Given text Start Marker

The New Social Worker published an article last year by SaraKay Smullens What I Wish I had Known: Burnout and Self-Care in Our Social Work Profession. In the article, she describes visiting the wife of a colleague who had just died who told her "... sometimes he would return home too exhausted to even speak, and that a frequent statement she heard from a man who obviously treasured his clinical work, teaching, and writing was: They feel better, but I surely do not.” The article takes the issue of burnout head on and addresses what she describes as "the necessity of addressing this complicated exhaustion before the feeling of depletion leads to dysfunction and beyond."
What is Burnout?
Burnout is not exclusive to social workers. But when you work in a profession where you are dealing with helping people manage and process problems every day and probably are working where there are too few resources and the consequences of not doing your job well can have serious consequences, the chances of getting burned out are higher.
According to HelpGuide.org burnout is a state of emotional, mental, and physical exhaustion caused by excessive and prolonged stress. It occurs when you feel overwhelmed and unable to meet constant demands. As the stress continues, you begin to lose the interest or motivation that led you to take on a certain role in the first place.
Burnout reduces your productivity and zaps your energy, leaving you feeling increasingly helpless, hopeless, cynical, and resentful. Eventually, you may feel like you have nothing more to give.
What Sara Kay Smullens tried to address in her article was the need for selfcare for social workers so that you take the requisite steps before you reach this point.
In most of the literature, there are common themes in preventing burnout.
Take Care of Yourself. As a social worker, there is always something you should be or could be doing. There are calls to be made, people to visit and paperwork to complete. That is never going to change. So what can change is that you start to listen to your body. You are not a machine and no matter how much coffee you drink, your body and mind cannot sustain the frantic pace of trying to do it all each and every day.
You need to be disciplined to take time to rest and recover. Take a walk. In between appointments, take a break and leave the voicemail and emails alone for a bit. Make sure you're getting enough sleep and of course always remember the basics: you need to nourish your body with good food and exercise.
Don't let your passions go idle. Do you like to paint, sing in your church choir, cook? Whatever it is, find the time to recharge your mind and spirit with activities that are for you and you alone.
Have a Support System. No one quite understands what your world looks like than other colleagues. There are unique insights that only those who have walked in your shoes can provide, so find the support you need. It is not a sign of weakness if you reach out. If you feel you can't talk to others you work with, try to find a former professor or retired professional who may be able to just listen and provide some help along the way.
Do You Need to Rethink Where You Work. While we understand the constraints of a soft economy, some work environments, particularly for social workers can be toxic. If the organization you work for simply refuses to give you the resources you need to get your job done; or your case load is unsustainable; or the leadership is focused more on putting through a grinder rather than helping you do the meaningful work you trained to do, it may be time to rethink where you work. That doesn't mean quitting on the spot if your financial situation prevents that. But you can begin a plan that can help you begin to find more meaningful employment. Just starting that process may help you relieve some of the stress you are feeling on a daily basis.
As a social worker, you provide an invaluable resource to those you serve. Take the time to take care of yourself so you can take care of your patients.

Given text End Marker

_Work request A:_
Decide whether each statement agrees with the text on burnout in social work. Answer yes or no for each and quote the deciding words. (i) HelpGuide.org attributes burnout to excessive and prolonged stress. (ii) Burnout affects only social workers. (iii) A social worker in a toxic workplace should quit immediately, whatever their finances.
_Work request B:_
Reproduce the passage of the text on burnout in social work from "Burnout reduces your" to "more to give.".

Supplied material Start Marker

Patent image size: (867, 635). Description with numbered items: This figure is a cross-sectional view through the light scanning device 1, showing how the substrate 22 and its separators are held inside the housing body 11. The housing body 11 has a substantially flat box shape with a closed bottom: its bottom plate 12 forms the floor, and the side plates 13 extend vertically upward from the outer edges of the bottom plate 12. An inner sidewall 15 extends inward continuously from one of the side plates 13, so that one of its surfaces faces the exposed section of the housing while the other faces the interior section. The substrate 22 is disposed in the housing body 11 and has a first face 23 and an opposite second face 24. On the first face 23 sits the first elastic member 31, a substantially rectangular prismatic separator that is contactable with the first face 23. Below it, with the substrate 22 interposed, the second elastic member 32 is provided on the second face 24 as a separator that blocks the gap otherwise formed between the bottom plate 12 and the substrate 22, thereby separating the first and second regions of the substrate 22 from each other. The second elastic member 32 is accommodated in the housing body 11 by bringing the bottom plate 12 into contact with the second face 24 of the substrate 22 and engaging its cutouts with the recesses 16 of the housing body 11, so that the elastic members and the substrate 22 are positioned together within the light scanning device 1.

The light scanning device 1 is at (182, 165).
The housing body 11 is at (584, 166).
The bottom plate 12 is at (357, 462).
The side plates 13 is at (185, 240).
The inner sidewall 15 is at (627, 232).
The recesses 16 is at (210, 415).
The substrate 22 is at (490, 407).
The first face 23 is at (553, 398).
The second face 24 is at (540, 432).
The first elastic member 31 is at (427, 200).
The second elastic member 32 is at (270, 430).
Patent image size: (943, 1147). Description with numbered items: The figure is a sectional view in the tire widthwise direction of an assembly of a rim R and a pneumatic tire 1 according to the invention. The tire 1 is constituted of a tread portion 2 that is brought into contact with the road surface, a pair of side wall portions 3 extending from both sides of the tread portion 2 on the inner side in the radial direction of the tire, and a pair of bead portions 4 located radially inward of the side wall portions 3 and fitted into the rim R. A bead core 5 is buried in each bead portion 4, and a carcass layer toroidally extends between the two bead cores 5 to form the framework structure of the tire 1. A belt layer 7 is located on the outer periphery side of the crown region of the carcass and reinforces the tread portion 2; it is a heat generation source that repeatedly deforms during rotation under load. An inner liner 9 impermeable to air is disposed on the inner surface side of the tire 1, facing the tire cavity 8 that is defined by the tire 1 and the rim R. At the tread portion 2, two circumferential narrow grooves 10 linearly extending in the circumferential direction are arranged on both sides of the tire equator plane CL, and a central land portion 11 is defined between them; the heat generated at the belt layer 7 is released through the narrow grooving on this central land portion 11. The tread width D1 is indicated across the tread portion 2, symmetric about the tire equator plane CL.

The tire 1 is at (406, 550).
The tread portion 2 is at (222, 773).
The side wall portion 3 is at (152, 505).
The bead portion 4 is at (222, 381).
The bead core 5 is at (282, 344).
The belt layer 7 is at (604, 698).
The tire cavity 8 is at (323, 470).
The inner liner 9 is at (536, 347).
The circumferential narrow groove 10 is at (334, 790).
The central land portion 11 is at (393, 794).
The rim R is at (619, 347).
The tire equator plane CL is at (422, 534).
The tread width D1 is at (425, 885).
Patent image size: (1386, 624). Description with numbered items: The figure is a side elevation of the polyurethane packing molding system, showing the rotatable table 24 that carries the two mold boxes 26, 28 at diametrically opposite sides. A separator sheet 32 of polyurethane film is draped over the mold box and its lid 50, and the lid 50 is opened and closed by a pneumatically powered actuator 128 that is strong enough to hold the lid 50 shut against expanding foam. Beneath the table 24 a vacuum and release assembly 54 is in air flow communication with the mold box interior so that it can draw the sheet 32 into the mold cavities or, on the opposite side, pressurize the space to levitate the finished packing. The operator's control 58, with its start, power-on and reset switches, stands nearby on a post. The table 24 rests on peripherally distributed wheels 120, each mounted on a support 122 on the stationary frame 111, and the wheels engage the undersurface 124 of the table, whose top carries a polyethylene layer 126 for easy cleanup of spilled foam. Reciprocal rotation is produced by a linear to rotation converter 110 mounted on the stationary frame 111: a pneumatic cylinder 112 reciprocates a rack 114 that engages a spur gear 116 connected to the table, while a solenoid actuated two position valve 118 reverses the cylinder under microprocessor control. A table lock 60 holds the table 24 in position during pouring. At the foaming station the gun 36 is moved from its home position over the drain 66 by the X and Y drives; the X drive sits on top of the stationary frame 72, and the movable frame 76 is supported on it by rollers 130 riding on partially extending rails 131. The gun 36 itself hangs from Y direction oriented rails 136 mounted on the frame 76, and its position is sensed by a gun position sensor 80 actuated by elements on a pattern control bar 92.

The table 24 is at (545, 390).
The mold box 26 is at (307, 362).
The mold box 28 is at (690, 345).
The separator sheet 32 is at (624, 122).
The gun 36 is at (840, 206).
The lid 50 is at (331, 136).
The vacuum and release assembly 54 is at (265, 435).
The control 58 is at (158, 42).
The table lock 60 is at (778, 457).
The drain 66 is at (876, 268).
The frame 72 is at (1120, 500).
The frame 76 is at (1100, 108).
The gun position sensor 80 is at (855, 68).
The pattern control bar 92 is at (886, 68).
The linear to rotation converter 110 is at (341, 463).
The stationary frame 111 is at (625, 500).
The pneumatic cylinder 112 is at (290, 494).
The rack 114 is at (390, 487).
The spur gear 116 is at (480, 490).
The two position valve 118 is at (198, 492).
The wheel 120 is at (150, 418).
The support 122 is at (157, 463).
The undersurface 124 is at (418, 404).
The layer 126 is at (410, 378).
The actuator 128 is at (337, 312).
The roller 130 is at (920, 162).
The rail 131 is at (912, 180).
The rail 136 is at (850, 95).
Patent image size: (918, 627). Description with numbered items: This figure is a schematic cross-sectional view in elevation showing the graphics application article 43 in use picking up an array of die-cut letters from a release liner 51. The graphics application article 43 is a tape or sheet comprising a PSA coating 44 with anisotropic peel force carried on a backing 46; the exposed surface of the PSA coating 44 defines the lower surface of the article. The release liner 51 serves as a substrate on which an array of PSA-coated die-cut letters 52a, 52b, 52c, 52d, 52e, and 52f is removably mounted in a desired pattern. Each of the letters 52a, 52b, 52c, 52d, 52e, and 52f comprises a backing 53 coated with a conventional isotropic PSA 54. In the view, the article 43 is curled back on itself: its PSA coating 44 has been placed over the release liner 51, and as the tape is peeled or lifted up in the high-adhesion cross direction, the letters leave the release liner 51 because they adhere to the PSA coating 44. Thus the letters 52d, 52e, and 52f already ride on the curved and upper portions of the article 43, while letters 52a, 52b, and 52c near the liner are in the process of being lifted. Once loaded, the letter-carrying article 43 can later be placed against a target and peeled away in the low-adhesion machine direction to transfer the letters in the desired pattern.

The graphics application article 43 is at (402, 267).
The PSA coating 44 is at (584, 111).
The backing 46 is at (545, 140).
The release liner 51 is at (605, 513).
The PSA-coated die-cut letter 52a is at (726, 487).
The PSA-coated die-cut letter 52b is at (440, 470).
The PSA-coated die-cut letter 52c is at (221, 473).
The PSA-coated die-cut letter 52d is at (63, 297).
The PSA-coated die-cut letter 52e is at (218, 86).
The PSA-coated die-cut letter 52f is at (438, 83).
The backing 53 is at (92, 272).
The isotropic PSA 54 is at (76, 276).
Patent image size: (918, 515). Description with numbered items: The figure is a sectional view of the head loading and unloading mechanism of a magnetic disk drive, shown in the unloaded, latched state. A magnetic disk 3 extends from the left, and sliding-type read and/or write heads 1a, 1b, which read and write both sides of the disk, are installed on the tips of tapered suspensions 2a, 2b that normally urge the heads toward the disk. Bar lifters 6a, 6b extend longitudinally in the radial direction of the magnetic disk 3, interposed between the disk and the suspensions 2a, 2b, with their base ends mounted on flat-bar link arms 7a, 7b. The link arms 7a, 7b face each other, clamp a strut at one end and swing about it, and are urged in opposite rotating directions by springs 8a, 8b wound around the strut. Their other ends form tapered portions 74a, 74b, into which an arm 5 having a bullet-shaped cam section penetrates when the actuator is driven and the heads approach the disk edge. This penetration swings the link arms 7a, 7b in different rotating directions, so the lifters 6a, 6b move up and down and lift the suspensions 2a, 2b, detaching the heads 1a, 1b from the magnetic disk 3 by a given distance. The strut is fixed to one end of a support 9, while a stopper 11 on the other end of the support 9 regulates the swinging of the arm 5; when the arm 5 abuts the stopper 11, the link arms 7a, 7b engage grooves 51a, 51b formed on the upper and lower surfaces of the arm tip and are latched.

Supplied material End Marker

_Final answer A:_
(i) Yes: "burnout is a state of emotional, mental, and physical exhaustion caused by excessive and prolonged stress"
(ii) No: "Burnout is not exclusive to social workers."
(iii) No: "That doesn't mean quitting on the spot if your financial situation prevents that."

_Final answer B:_
Burnout reduces your productivity and zaps your energy, leaving you feeling increasingly helpless, hopeless, cynical, and resentful. Eventually, you may feel like you have nothing more to give.